Show every line that has the string "JSON" in it.

Stored data entries:
┄┄┄┄┄┄┄┄┄┄┄┄┄┄┄┄┄┄┄┄
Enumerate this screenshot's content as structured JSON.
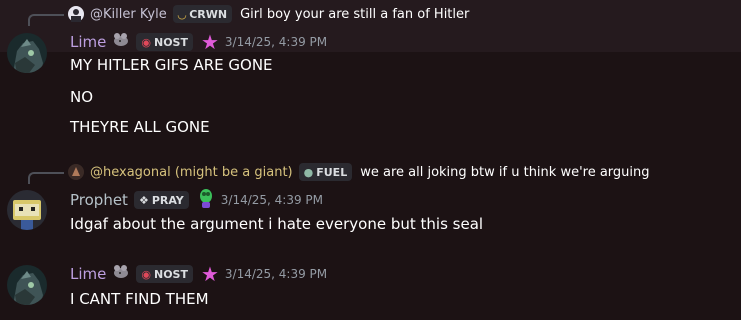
{
  "colors": {
    "background": "#1c1214",
    "highlight": "#251a1e",
    "lime_name": "#bd9fe0",
    "prophet_name": "#b5c1c8",
    "hexagonal_name": "#d6c27d",
    "killer_name": "#c6c2d4",
    "timestamp": "#949ba4",
    "tag_bg": "#2b2a30",
    "star": "#e05bd9"
  },
  "messages": [
    {
      "reply": {
        "name": "@Killer Kyle",
        "tag": "CRWN",
        "tag_icon": "crown-badge-icon",
        "text": "Girl boy your are still a fan of Hitler"
      },
      "author": "Lime",
      "tag": "NOST",
      "tag_icon": "nost-badge-icon",
      "icons": [
        "rat-icon",
        "star-icon"
      ],
      "timestamp": "3/14/25, 4:39 PM",
      "lines": [
        "MY HITLER GIFS ARE GONE",
        "NO",
        "THEYRE ALL GONE"
      ]
    },
    {
      "reply": {
        "name": "@hexagonal (might be a giant)",
        "tag": "FUEL",
        "tag_icon": "fuel-drop-icon",
        "text": "we are all joking btw if u think we're arguing"
      },
      "author": "Prophet",
      "tag": "PRAY",
      "tag_icon": "pray-badge-icon",
      "icons": [
        "green-creature-icon"
      ],
      "timestamp": "3/14/25, 4:39 PM",
      "lines": [
        "Idgaf about the argument i hate everyone but this seal"
      ]
    },
    {
      "author": "Lime",
      "tag": "NOST",
      "tag_icon": "nost-badge-icon",
      "icons": [
        "rat-icon",
        "star-icon"
      ],
      "timestamp": "3/14/25, 4:39 PM",
      "lines": [
        "I CANT FIND THEM"
      ]
    }
  ]
}
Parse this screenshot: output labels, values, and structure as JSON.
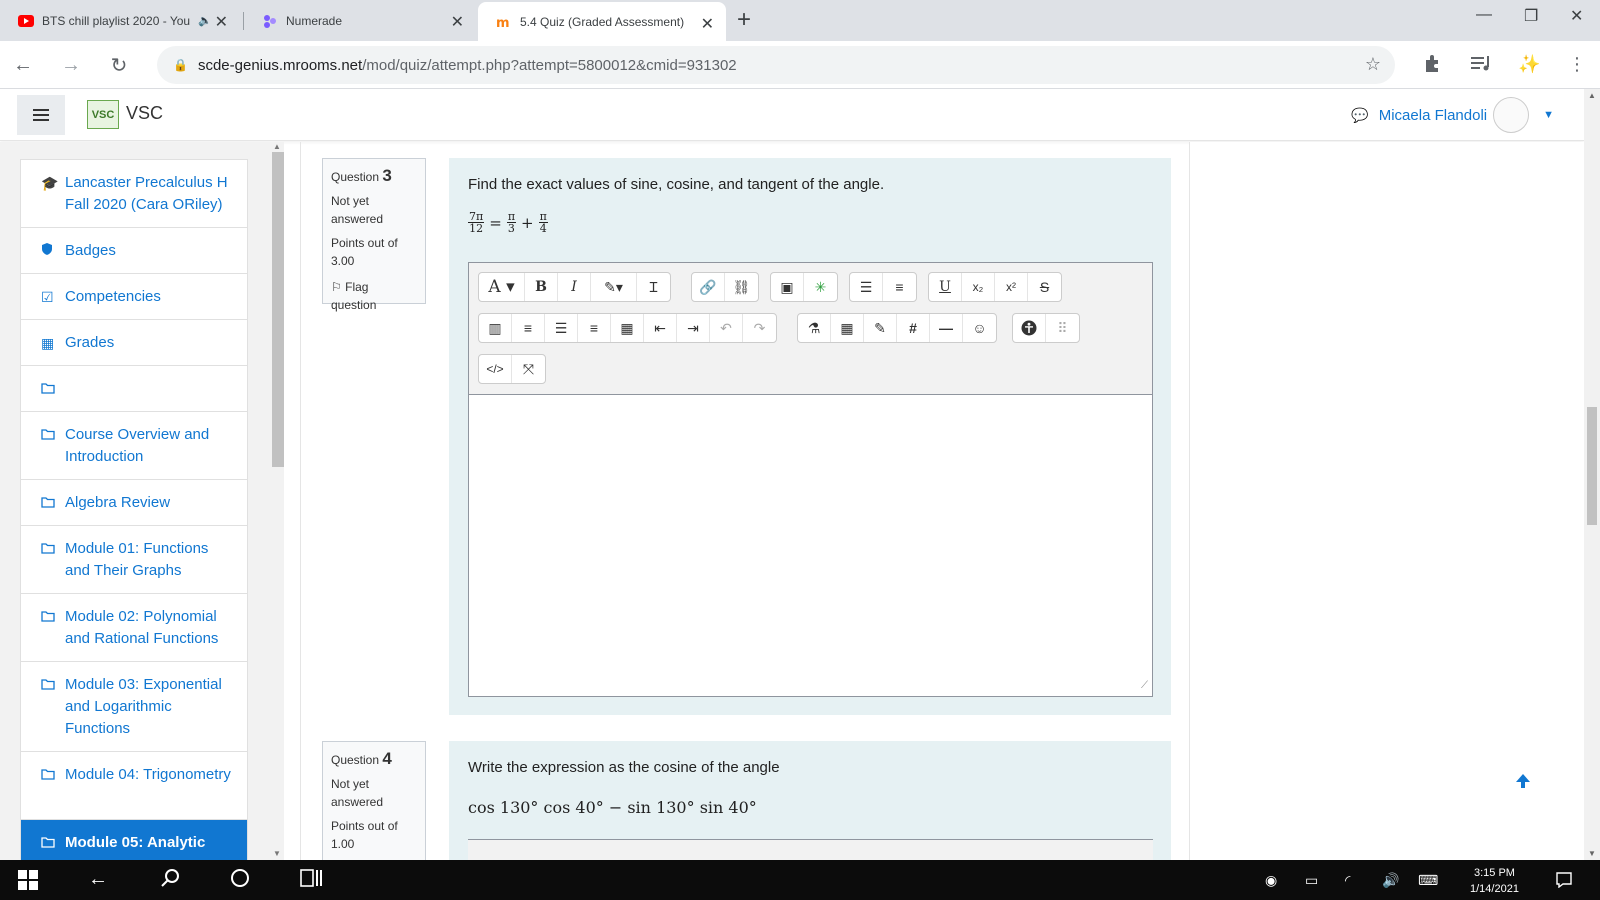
┄┄┄┄┄┄┄┄┄┄┄┄┄┄┄┄┄┄┄┄
■ **RESULT BELOW**:
Enumerate this screenshot's content as structured JSON.
Parse this screenshot: output labels, values, and structure as JSON.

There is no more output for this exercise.